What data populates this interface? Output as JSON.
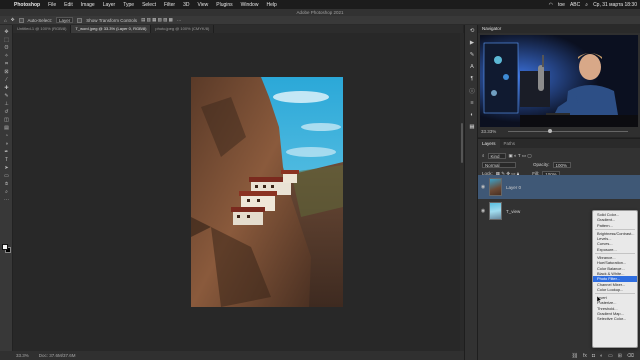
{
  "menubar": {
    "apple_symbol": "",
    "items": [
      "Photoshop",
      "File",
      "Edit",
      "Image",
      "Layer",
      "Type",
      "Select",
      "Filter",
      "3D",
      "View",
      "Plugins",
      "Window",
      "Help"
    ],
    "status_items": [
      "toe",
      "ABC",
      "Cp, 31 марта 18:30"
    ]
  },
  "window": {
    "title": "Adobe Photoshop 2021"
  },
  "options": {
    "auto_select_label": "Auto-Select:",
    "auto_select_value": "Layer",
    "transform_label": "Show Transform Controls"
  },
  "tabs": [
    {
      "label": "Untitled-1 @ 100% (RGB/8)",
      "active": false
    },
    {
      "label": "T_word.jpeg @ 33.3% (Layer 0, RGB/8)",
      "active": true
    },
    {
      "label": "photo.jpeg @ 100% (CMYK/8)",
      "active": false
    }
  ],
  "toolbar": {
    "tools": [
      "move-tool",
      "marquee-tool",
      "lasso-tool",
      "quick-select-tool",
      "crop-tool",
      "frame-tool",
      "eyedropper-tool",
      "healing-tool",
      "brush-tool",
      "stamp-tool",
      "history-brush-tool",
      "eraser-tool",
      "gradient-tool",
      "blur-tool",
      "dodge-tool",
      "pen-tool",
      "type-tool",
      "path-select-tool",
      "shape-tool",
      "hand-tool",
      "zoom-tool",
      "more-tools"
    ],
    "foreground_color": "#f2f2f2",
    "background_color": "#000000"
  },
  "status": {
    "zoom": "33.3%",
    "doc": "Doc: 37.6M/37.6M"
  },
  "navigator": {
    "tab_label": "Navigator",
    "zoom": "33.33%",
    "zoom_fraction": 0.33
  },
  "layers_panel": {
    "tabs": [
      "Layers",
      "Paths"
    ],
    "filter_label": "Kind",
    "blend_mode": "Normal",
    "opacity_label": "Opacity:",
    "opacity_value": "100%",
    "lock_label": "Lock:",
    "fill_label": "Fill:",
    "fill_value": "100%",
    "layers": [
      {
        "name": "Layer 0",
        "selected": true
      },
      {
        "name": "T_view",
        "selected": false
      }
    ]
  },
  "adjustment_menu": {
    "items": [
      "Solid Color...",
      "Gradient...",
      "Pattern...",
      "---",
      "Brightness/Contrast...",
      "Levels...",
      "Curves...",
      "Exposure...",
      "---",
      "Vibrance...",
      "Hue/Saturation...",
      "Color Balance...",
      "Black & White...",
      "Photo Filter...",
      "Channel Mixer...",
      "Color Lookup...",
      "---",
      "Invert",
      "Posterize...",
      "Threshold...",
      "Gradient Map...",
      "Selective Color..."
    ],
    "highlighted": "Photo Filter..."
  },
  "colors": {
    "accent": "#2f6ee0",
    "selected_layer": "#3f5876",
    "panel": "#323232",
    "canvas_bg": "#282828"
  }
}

=== DIRECTIVE ===
Reproduce the data word for word, excluding its pictures.

=== COMPLETE OUTPUT ===
What data populates this interface? Output as JSON.
{
  "menubar": {
    "apple_symbol": "",
    "items": [
      "Photoshop",
      "File",
      "Edit",
      "Image",
      "Layer",
      "Type",
      "Select",
      "Filter",
      "3D",
      "View",
      "Plugins",
      "Window",
      "Help"
    ],
    "status_items": [
      "toe",
      "ABC",
      "Cp, 31 марта 18:30"
    ]
  },
  "window": {
    "title": "Adobe Photoshop 2021"
  },
  "options": {
    "auto_select_label": "Auto-Select:",
    "auto_select_value": "Layer",
    "transform_label": "Show Transform Controls"
  },
  "tabs": [
    {
      "label": "Untitled-1 @ 100% (RGB/8)",
      "active": false
    },
    {
      "label": "T_word.jpeg @ 33.3% (Layer 0, RGB/8)",
      "active": true
    },
    {
      "label": "photo.jpeg @ 100% (CMYK/8)",
      "active": false
    }
  ],
  "toolbar": {
    "tools": [
      "move-tool",
      "marquee-tool",
      "lasso-tool",
      "quick-select-tool",
      "crop-tool",
      "frame-tool",
      "eyedropper-tool",
      "healing-tool",
      "brush-tool",
      "stamp-tool",
      "history-brush-tool",
      "eraser-tool",
      "gradient-tool",
      "blur-tool",
      "dodge-tool",
      "pen-tool",
      "type-tool",
      "path-select-tool",
      "shape-tool",
      "hand-tool",
      "zoom-tool",
      "more-tools"
    ],
    "foreground_color": "#f2f2f2",
    "background_color": "#000000"
  },
  "status": {
    "zoom": "33.3%",
    "doc": "Doc: 37.6M/37.6M"
  },
  "navigator": {
    "tab_label": "Navigator",
    "zoom": "33.33%",
    "zoom_fraction": 0.33
  },
  "layers_panel": {
    "tabs": [
      "Layers",
      "Paths"
    ],
    "filter_label": "Kind",
    "blend_mode": "Normal",
    "opacity_label": "Opacity:",
    "opacity_value": "100%",
    "lock_label": "Lock:",
    "fill_label": "Fill:",
    "fill_value": "100%",
    "layers": [
      {
        "name": "Layer 0",
        "selected": true
      },
      {
        "name": "T_view",
        "selected": false
      }
    ]
  },
  "adjustment_menu": {
    "items": [
      "Solid Color...",
      "Gradient...",
      "Pattern...",
      "---",
      "Brightness/Contrast...",
      "Levels...",
      "Curves...",
      "Exposure...",
      "---",
      "Vibrance...",
      "Hue/Saturation...",
      "Color Balance...",
      "Black & White...",
      "Photo Filter...",
      "Channel Mixer...",
      "Color Lookup...",
      "---",
      "Invert",
      "Posterize...",
      "Threshold...",
      "Gradient Map...",
      "Selective Color..."
    ],
    "highlighted": "Photo Filter..."
  },
  "colors": {
    "accent": "#2f6ee0",
    "selected_layer": "#3f5876",
    "panel": "#323232",
    "canvas_bg": "#282828"
  }
}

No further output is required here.